# START OF Task material
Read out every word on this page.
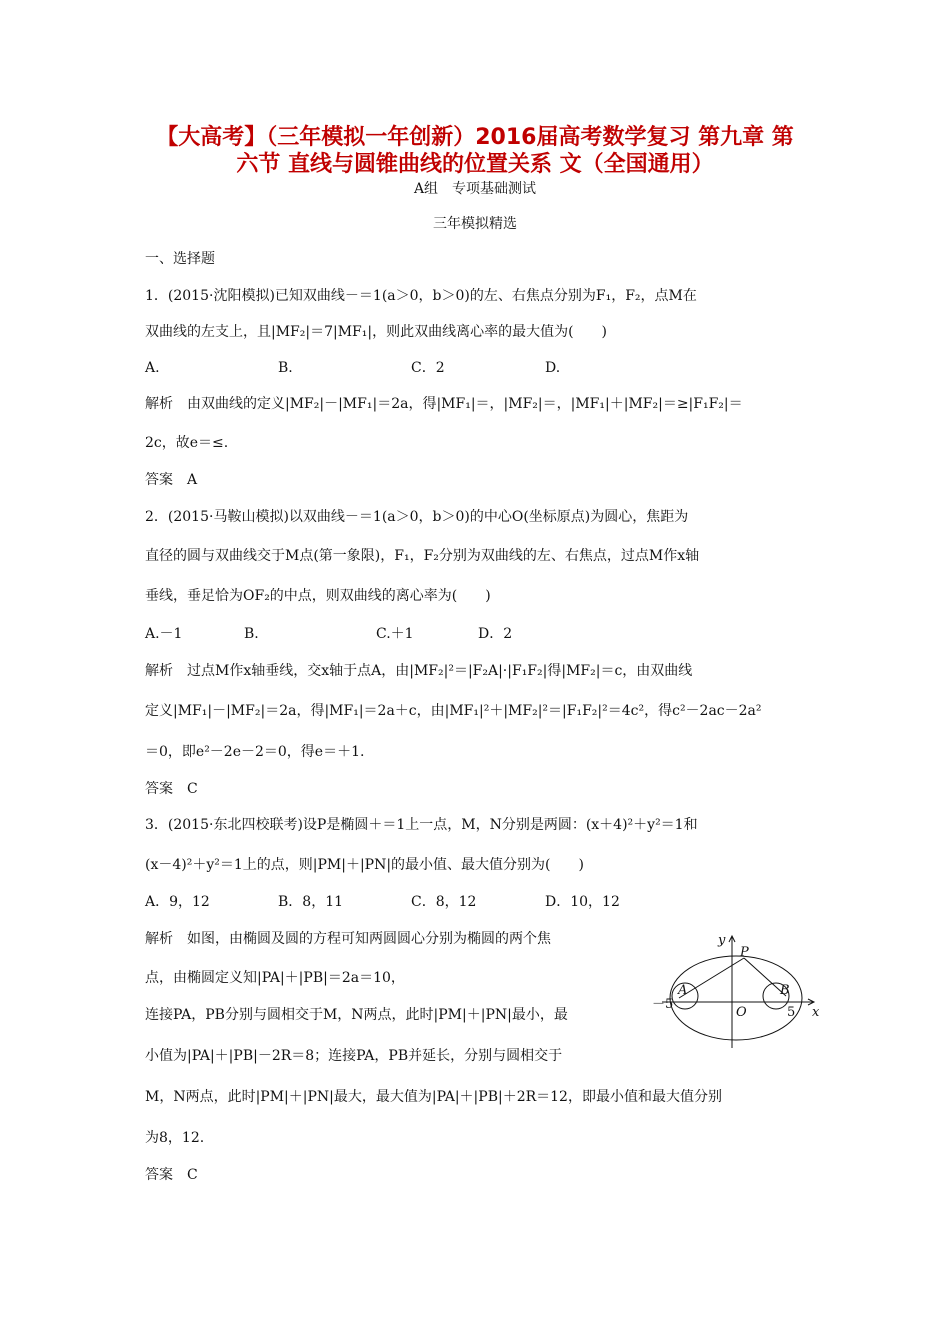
【大高考】（三年模拟一年创新）2016届高考数学复习 第九章 第
六节 直线与圆锥曲线的位置关系 文（全国通用）
A组　专项基础测试
三年模拟精选
一、选择题
1．(2015·沈阳模拟)已知双曲线－＝1(a＞0，b＞0)的左、右焦点分别为F₁，F₂，点M在
双曲线的左支上，且|MF₂|＝7|MF₁|，则此双曲线离心率的最大值为(　　)
A.	B.	C．2	D.
解析　由双曲线的定义|MF₂|－|MF₁|＝2a，得|MF₁|＝，|MF₂|＝，|MF₁|＋|MF₂|＝≥|F₁F₂|＝
2c，故e＝≤.
答案　A
2．(2015·马鞍山模拟)以双曲线－＝1(a＞0，b＞0)的中心O(坐标原点)为圆心，焦距为
直径的圆与双曲线交于M点(第一象限)，F₁，F₂分别为双曲线的左、右焦点，过点M作x轴
垂线，垂足恰为OF₂的中点，则双曲线的离心率为(　　)
A.－1	B.	C.＋1	D．2
解析　过点M作x轴垂线，交x轴于点A，由|MF₂|²＝|F₂A|·|F₁F₂|得|MF₂|＝c，由双曲线
定义|MF₁|－|MF₂|＝2a，得|MF₁|＝2a＋c，由|MF₁|²＋|MF₂|²＝|F₁F₂|²＝4c²，得c²－2ac－2a²
＝0，即e²－2e－2＝0，得e＝＋1.
答案　C
3．(2015·东北四校联考)设P是椭圆＋＝1上一点，M，N分别是两圆：(x＋4)²＋y²＝1和
(x－4)²＋y²＝1上的点，则|PM|＋|PN|的最小值、最大值分别为(　　)
A．9，12	B．8，11	C．8，12	D．10，12
解析　如图，由椭圆及圆的方程可知两圆圆心分别为椭圆的两个焦
点，由椭圆定义知|PA|＋|PB|＝2a＝10，
连接PA，PB分别与圆相交于M，N两点，此时|PM|＋|PN|最小，最
小值为|PA|＋|PB|－2R＝8；连接PA，PB并延长，分别与圆相交于
M，N两点，此时|PM|＋|PN|最大，最大值为|PA|＋|PB|＋2R＝12，即最小值和最大值分别
为8，12.
答案　C
y
P
A	B
O	x
－5
5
# END OF Task material
* What to do:
Write out the listing above again, exactly, but with no pictures in the copy.

* In response:
Read out every word on this page.
【大高考】（三年模拟一年创新）2016届高考数学复习 第九章 第
六节 直线与圆锥曲线的位置关系 文（全国通用）
A组　专项基础测试
三年模拟精选
一、选择题
1．(2015·沈阳模拟)已知双曲线－＝1(a＞0，b＞0)的左、右焦点分别为F₁，F₂，点M在
双曲线的左支上，且|MF₂|＝7|MF₁|，则此双曲线离心率的最大值为(　　)
A.	B.	C．2	D.
解析　由双曲线的定义|MF₂|－|MF₁|＝2a，得|MF₁|＝，|MF₂|＝，|MF₁|＋|MF₂|＝≥|F₁F₂|＝
2c，故e＝≤.
答案　A
2．(2015·马鞍山模拟)以双曲线－＝1(a＞0，b＞0)的中心O(坐标原点)为圆心，焦距为
直径的圆与双曲线交于M点(第一象限)，F₁，F₂分别为双曲线的左、右焦点，过点M作x轴
垂线，垂足恰为OF₂的中点，则双曲线的离心率为(　　)
A.－1	B.	C.＋1	D．2
解析　过点M作x轴垂线，交x轴于点A，由|MF₂|²＝|F₂A|·|F₁F₂|得|MF₂|＝c，由双曲线
定义|MF₁|－|MF₂|＝2a，得|MF₁|＝2a＋c，由|MF₁|²＋|MF₂|²＝|F₁F₂|²＝4c²，得c²－2ac－2a²
＝0，即e²－2e－2＝0，得e＝＋1.
答案　C
3．(2015·东北四校联考)设P是椭圆＋＝1上一点，M，N分别是两圆：(x＋4)²＋y²＝1和
(x－4)²＋y²＝1上的点，则|PM|＋|PN|的最小值、最大值分别为(　　)
A．9，12	B．8，11	C．8，12	D．10，12
解析　如图，由椭圆及圆的方程可知两圆圆心分别为椭圆的两个焦
点，由椭圆定义知|PA|＋|PB|＝2a＝10，
连接PA，PB分别与圆相交于M，N两点，此时|PM|＋|PN|最小，最
小值为|PA|＋|PB|－2R＝8；连接PA，PB并延长，分别与圆相交于
M，N两点，此时|PM|＋|PN|最大，最大值为|PA|＋|PB|＋2R＝12，即最小值和最大值分别
为8，12.
答案　C
y
P
A	B
O	x
－5
5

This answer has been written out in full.